### What is being asked
Collect each line holding the string "Neon".

### Records supplied
════════
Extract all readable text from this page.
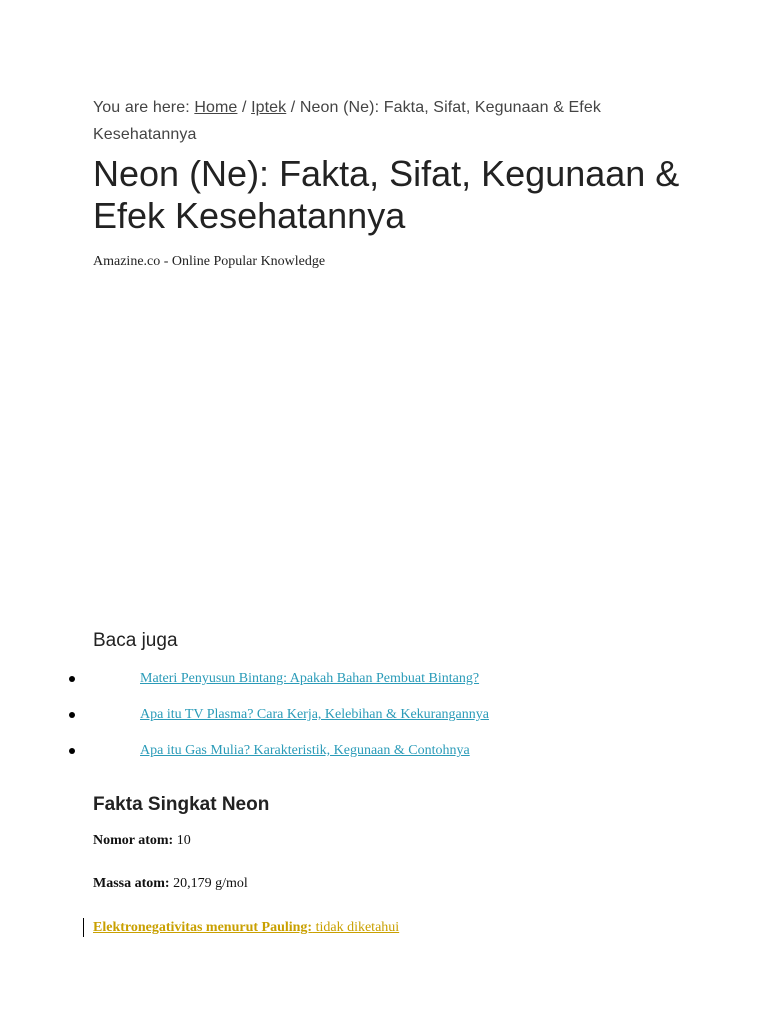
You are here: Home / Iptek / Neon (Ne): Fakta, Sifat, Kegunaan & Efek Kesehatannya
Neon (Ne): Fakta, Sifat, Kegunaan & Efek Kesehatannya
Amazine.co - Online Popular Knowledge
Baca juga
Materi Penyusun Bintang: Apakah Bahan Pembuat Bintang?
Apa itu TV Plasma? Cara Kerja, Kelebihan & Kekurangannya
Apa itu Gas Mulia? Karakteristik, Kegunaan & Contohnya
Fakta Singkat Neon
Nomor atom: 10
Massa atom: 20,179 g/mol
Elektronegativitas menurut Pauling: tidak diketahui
════════
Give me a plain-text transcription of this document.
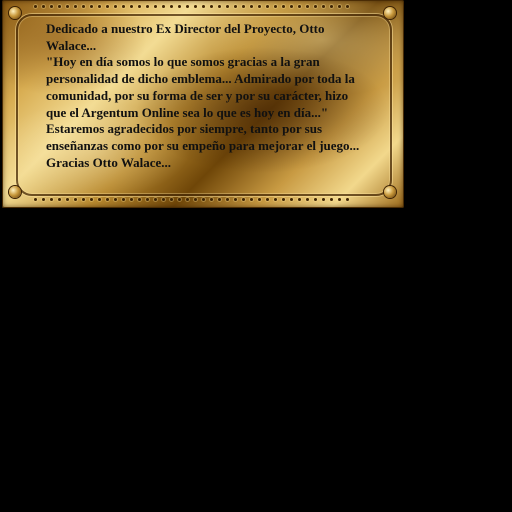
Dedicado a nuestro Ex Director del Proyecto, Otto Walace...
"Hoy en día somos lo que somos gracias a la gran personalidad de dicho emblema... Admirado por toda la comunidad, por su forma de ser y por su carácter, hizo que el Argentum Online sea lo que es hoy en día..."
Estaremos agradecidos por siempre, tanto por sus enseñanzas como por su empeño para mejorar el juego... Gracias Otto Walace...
════════
### Result below
You are here: Home / Iptek / Neon (Ne): Fakta, Sifat, Kegunaan & Efek Kesehatannya
Neon (Ne): Fakta, Sifat, Kegunaan & Efek Kesehatannya
Fakta Singkat Neon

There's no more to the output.